> **Source records**
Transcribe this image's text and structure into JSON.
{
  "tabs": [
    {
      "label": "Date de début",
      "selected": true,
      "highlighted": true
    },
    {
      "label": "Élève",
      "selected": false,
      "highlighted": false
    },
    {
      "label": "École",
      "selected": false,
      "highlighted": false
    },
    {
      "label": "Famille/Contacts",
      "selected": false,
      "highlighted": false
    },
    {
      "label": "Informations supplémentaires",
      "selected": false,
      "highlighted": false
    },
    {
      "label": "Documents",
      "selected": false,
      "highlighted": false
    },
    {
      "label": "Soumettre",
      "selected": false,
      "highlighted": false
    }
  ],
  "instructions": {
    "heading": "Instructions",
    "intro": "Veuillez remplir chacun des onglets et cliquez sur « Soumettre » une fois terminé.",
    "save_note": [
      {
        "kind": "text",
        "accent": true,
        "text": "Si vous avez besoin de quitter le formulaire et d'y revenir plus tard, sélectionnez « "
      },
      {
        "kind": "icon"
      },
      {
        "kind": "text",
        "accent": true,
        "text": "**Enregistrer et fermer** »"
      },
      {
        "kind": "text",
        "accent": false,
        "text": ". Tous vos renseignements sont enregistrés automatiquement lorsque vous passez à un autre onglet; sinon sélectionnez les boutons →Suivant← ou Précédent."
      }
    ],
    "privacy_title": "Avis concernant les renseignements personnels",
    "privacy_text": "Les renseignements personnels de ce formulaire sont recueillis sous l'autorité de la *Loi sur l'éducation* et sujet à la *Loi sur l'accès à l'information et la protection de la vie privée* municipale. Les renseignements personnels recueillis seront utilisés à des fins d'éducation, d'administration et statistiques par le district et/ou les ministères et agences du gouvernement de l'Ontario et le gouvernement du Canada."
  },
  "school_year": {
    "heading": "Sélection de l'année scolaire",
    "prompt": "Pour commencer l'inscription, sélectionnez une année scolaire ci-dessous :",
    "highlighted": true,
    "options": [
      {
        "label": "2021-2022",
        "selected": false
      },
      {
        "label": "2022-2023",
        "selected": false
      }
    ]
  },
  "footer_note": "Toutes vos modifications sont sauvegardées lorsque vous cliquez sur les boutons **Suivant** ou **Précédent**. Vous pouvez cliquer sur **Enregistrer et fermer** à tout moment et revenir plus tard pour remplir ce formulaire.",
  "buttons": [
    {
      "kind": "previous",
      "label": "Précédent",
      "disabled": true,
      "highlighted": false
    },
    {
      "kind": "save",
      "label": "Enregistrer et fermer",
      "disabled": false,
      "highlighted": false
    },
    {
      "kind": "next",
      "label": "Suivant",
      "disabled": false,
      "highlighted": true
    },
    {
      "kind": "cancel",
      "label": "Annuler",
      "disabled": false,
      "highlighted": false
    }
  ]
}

> **Stated goal**
Set down every line of the listing above again, exactly as given.

> **The answer**
Transcribe this image's text and structure into JSON.
{
  "tabs": [
    {
      "label": "Date de début",
      "selected": true,
      "highlighted": true
    },
    {
      "label": "Élève",
      "selected": false,
      "highlighted": false
    },
    {
      "label": "École",
      "selected": false,
      "highlighted": false
    },
    {
      "label": "Famille/Contacts",
      "selected": false,
      "highlighted": false
    },
    {
      "label": "Informations supplémentaires",
      "selected": false,
      "highlighted": false
    },
    {
      "label": "Documents",
      "selected": false,
      "highlighted": false
    },
    {
      "label": "Soumettre",
      "selected": false,
      "highlighted": false
    }
  ],
  "instructions": {
    "heading": "Instructions",
    "intro": "Veuillez remplir chacun des onglets et cliquez sur « Soumettre » une fois terminé.",
    "save_note": [
      {
        "kind": "text",
        "accent": true,
        "text": "Si vous avez besoin de quitter le formulaire et d'y revenir plus tard, sélectionnez « "
      },
      {
        "kind": "icon"
      },
      {
        "kind": "text",
        "accent": true,
        "text": "**Enregistrer et fermer** »"
      },
      {
        "kind": "text",
        "accent": false,
        "text": ". Tous vos renseignements sont enregistrés automatiquement lorsque vous passez à un autre onglet; sinon sélectionnez les boutons →Suivant← ou Précédent."
      }
    ],
    "privacy_title": "Avis concernant les renseignements personnels",
    "privacy_text": "Les renseignements personnels de ce formulaire sont recueillis sous l'autorité de la *Loi sur l'éducation* et sujet à la *Loi sur l'accès à l'information et la protection de la vie privée* municipale. Les renseignements personnels recueillis seront utilisés à des fins d'éducation, d'administration et statistiques par le district et/ou les ministères et agences du gouvernement de l'Ontario et le gouvernement du Canada."
  },
  "school_year": {
    "heading": "Sélection de l'année scolaire",
    "prompt": "Pour commencer l'inscription, sélectionnez une année scolaire ci-dessous :",
    "highlighted": true,
    "options": [
      {
        "label": "2021-2022",
        "selected": false
      },
      {
        "label": "2022-2023",
        "selected": false
      }
    ]
  },
  "footer_note": "Toutes vos modifications sont sauvegardées lorsque vous cliquez sur les boutons **Suivant** ou **Précédent**. Vous pouvez cliquer sur **Enregistrer et fermer** à tout moment et revenir plus tard pour remplir ce formulaire.",
  "buttons": [
    {
      "kind": "previous",
      "label": "Précédent",
      "disabled": true,
      "highlighted": false
    },
    {
      "kind": "save",
      "label": "Enregistrer et fermer",
      "disabled": false,
      "highlighted": false
    },
    {
      "kind": "next",
      "label": "Suivant",
      "disabled": false,
      "highlighted": true
    },
    {
      "kind": "cancel",
      "label": "Annuler",
      "disabled": false,
      "highlighted": false
    }
  ]
}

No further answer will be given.